### RECORDS PROVIDED ###

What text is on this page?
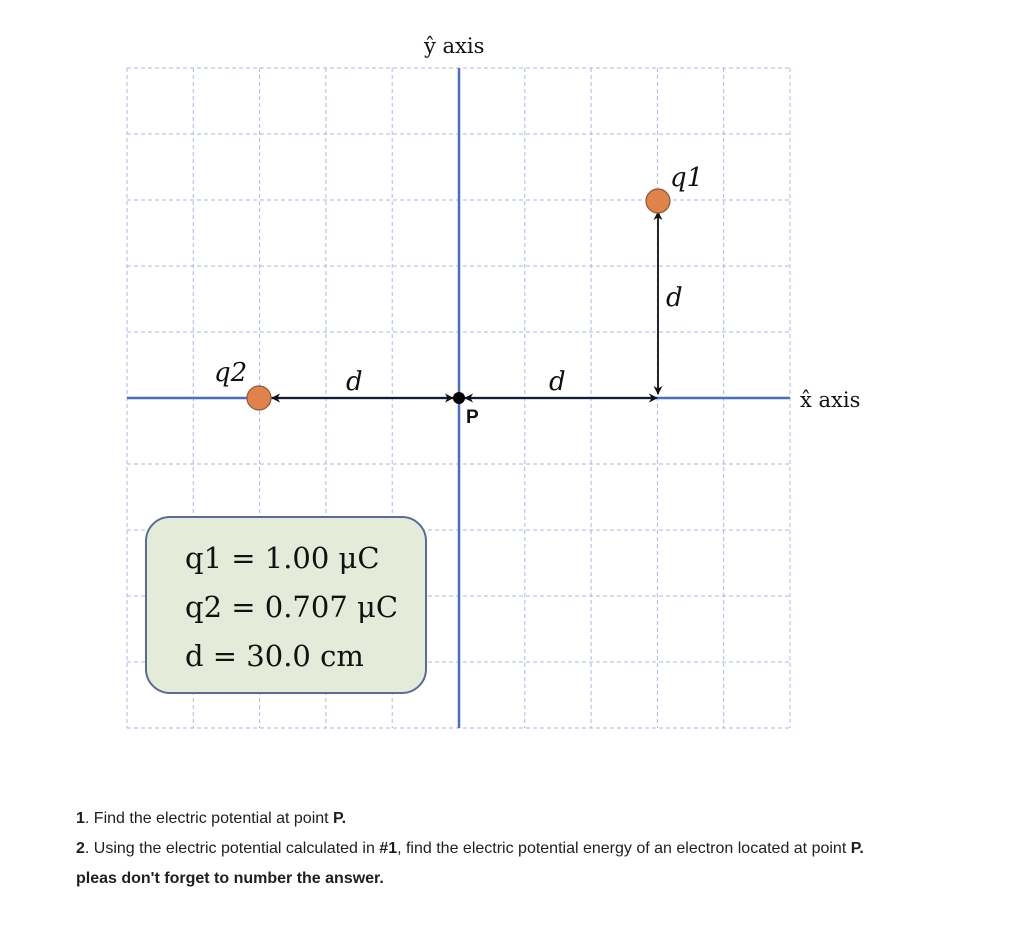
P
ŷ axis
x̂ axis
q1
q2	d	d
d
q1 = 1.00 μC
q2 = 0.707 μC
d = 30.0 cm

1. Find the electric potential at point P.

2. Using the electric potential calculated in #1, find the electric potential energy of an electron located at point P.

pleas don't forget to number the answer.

###

Will you restate every entry word for word and omit the images?

What text is on this page?
P
ŷ axis
x̂ axis
q1
q2	d	d
d
q1 = 1.00 μC
q2 = 0.707 μC
d = 30.0 cm

1. Find the electric potential at point P.

2. Using the electric potential calculated in #1, find the electric potential energy of an electron located at point P.

pleas don't forget to number the answer.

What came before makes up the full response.